_RECORDS_
★ ★ ★ ★

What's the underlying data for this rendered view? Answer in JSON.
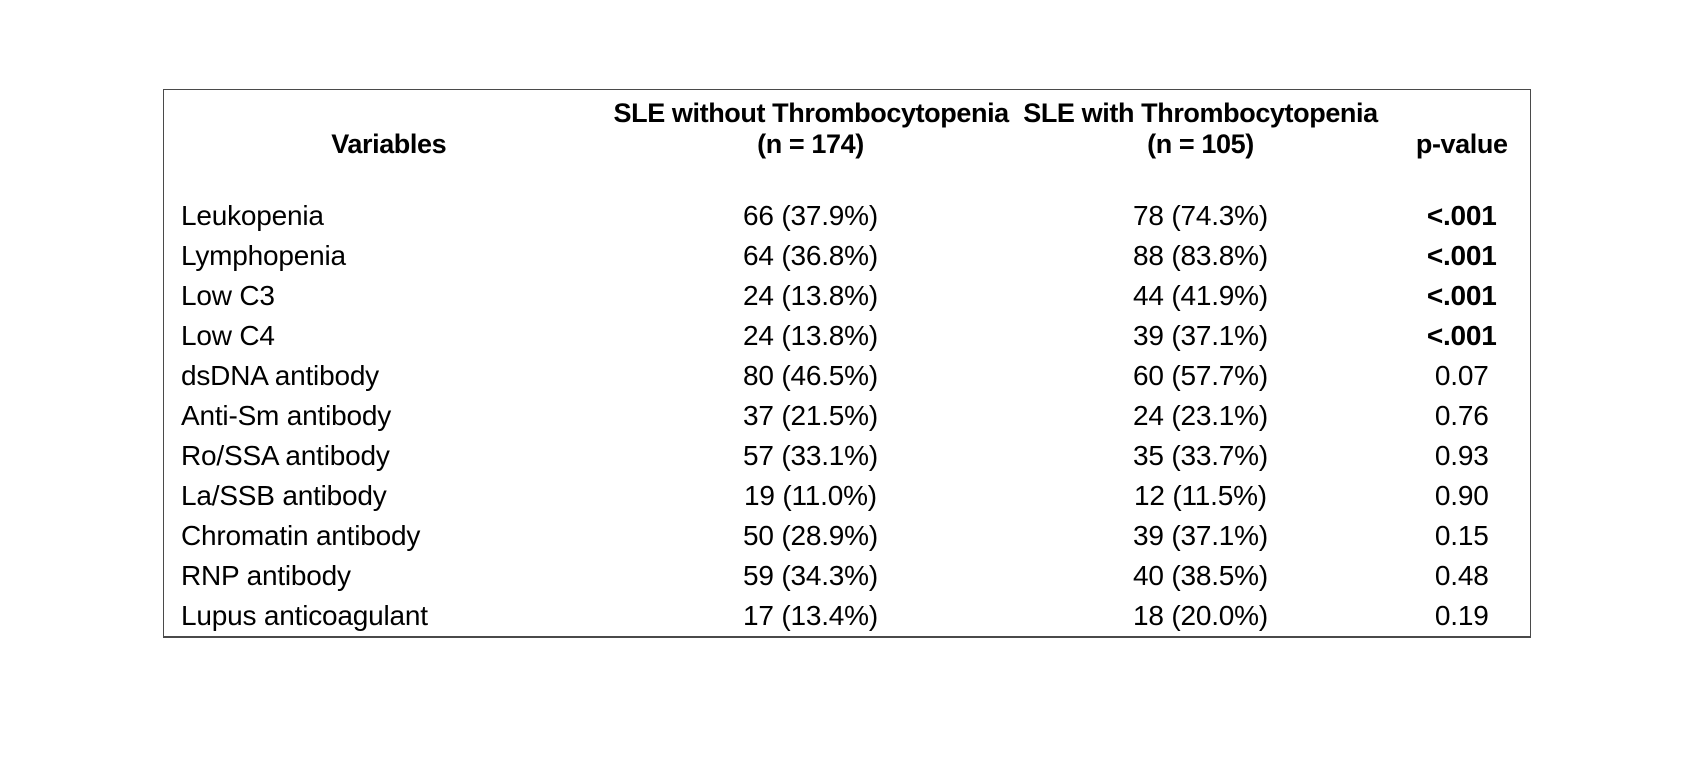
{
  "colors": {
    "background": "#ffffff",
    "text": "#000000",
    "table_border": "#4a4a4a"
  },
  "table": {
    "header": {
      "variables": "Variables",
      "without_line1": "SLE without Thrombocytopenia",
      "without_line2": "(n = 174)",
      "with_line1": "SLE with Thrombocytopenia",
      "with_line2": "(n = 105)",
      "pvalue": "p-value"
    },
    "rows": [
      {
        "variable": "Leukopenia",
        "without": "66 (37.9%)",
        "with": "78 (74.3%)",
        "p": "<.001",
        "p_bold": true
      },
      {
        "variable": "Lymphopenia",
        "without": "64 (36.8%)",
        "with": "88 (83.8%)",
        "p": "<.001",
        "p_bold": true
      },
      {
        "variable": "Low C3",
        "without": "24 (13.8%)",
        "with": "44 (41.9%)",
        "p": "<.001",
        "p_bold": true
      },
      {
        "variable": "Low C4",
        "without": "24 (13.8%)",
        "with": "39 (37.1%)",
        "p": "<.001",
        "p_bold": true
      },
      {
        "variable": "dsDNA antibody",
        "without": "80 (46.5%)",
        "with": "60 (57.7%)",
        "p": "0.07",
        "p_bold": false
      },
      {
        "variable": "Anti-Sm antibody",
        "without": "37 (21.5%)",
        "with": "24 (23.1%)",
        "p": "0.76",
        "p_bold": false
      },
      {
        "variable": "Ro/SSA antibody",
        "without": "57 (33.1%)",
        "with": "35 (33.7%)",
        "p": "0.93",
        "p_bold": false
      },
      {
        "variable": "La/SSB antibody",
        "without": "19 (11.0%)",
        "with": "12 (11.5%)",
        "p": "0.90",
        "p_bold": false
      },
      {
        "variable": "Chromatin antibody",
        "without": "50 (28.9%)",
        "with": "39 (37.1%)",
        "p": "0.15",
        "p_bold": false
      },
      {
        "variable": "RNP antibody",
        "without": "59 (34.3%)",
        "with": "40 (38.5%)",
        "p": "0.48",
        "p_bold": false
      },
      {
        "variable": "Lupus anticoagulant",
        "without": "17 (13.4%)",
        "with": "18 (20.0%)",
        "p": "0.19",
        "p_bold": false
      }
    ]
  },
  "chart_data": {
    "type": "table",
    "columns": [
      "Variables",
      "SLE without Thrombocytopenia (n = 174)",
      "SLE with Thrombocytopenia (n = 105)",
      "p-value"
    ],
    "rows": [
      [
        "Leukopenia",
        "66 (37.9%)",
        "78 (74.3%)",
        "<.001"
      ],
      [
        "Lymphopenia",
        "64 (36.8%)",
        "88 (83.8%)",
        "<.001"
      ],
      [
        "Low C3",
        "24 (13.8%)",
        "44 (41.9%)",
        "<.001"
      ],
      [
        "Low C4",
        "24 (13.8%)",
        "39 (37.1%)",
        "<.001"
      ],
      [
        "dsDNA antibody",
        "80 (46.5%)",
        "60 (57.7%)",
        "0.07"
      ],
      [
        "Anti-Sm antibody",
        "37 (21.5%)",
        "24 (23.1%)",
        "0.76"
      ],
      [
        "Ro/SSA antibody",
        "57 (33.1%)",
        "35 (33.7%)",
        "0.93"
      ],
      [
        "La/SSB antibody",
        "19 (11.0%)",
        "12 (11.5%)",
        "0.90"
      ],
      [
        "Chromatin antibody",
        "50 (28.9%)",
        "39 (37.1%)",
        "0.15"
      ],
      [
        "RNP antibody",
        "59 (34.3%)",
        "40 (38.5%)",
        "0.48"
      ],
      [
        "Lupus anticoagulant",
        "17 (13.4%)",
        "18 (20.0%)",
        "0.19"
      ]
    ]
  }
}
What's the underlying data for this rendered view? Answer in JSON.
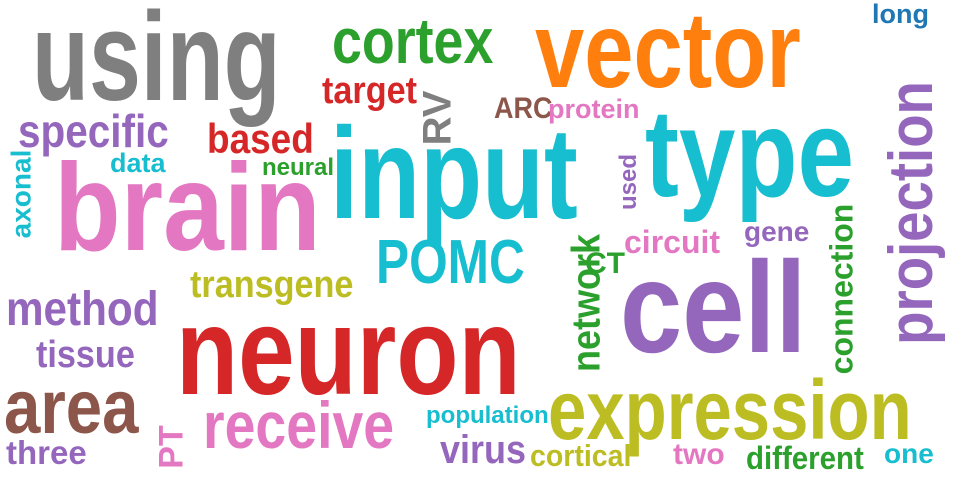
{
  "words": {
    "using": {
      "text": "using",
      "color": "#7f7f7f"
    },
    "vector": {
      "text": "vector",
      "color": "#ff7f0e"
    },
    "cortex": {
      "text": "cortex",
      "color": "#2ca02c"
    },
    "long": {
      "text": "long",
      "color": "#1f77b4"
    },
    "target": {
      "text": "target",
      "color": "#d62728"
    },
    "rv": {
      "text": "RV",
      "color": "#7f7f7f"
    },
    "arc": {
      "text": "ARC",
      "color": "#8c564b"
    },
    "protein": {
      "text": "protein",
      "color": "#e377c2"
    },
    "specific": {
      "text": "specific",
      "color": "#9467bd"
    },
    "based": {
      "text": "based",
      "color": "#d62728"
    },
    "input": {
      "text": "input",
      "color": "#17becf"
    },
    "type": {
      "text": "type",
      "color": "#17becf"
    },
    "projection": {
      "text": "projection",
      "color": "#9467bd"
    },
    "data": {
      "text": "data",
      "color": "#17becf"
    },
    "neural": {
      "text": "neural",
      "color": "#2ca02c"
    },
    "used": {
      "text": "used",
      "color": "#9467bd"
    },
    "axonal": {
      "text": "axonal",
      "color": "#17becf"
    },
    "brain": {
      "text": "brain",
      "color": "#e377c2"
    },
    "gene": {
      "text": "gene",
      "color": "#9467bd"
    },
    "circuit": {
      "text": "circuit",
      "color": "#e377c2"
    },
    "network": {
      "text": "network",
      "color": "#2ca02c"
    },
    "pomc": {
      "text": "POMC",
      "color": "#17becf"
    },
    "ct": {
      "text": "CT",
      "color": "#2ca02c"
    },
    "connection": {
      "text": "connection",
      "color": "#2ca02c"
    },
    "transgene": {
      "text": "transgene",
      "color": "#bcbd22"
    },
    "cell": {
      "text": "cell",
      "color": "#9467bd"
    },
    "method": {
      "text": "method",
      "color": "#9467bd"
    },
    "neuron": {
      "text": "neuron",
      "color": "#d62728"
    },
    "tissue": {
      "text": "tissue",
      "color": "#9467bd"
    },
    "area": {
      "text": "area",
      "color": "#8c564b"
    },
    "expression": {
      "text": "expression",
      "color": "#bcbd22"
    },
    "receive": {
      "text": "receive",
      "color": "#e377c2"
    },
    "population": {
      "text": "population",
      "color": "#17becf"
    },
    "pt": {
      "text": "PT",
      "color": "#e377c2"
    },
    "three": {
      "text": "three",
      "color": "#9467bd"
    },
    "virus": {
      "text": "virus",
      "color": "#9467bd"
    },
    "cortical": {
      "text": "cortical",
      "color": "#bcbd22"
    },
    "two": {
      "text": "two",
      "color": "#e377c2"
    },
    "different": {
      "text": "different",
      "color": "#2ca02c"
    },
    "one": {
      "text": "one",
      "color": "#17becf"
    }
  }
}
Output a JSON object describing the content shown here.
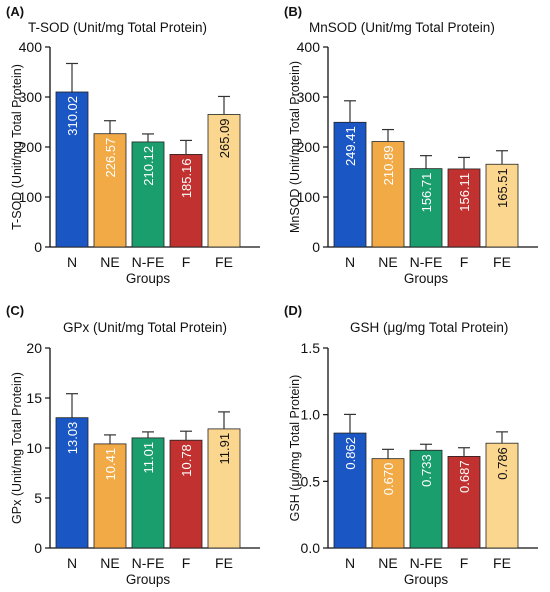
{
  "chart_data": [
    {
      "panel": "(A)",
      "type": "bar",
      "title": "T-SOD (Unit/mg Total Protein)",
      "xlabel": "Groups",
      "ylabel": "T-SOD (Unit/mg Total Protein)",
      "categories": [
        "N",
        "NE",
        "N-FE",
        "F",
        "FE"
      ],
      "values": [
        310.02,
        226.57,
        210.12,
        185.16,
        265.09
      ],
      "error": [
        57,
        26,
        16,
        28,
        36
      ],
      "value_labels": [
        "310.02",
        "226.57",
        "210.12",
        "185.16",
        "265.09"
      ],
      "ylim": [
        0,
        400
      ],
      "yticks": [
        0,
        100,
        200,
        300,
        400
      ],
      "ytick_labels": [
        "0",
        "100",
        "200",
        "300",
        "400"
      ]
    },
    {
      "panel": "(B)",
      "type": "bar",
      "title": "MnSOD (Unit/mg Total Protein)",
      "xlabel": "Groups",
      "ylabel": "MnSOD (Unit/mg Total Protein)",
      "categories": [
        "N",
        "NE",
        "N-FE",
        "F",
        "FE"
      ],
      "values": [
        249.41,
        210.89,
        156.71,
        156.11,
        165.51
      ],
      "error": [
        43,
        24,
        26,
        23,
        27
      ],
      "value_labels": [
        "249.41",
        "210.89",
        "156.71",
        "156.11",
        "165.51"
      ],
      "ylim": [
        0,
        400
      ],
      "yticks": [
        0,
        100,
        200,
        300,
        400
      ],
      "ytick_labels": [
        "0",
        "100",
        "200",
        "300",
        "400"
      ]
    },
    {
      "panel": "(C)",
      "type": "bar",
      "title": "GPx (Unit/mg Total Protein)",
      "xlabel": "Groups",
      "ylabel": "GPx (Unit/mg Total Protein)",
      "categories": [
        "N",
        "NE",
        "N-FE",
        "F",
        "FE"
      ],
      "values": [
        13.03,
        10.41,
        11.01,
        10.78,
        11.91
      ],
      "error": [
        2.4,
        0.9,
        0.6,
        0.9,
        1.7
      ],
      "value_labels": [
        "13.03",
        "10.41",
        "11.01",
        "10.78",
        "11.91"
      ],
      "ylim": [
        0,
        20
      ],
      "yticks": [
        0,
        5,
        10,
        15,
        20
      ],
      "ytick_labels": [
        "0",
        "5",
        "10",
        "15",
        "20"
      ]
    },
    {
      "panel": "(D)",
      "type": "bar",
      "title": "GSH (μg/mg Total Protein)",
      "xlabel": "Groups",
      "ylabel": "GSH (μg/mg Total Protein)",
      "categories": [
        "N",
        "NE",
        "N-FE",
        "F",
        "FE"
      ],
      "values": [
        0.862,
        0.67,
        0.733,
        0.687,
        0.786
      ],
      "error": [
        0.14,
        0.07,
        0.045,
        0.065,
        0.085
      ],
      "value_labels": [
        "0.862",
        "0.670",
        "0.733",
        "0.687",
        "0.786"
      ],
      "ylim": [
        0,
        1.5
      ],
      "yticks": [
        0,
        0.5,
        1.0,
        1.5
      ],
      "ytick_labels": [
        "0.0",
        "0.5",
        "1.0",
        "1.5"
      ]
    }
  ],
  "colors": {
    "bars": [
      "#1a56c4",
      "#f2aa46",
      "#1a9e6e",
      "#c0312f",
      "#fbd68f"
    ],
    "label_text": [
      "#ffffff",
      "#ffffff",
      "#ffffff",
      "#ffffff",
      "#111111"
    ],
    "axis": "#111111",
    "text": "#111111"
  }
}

★ ★ ★ ★

_TASK_
The lines to report are those in the material above that contain the word "MnSOD"; copy every one of them.

_PROBLEM SOLUTION_
      "title": "MnSOD (Unit/mg Total Protein)",
      "ylabel": "MnSOD (Unit/mg Total Protein)",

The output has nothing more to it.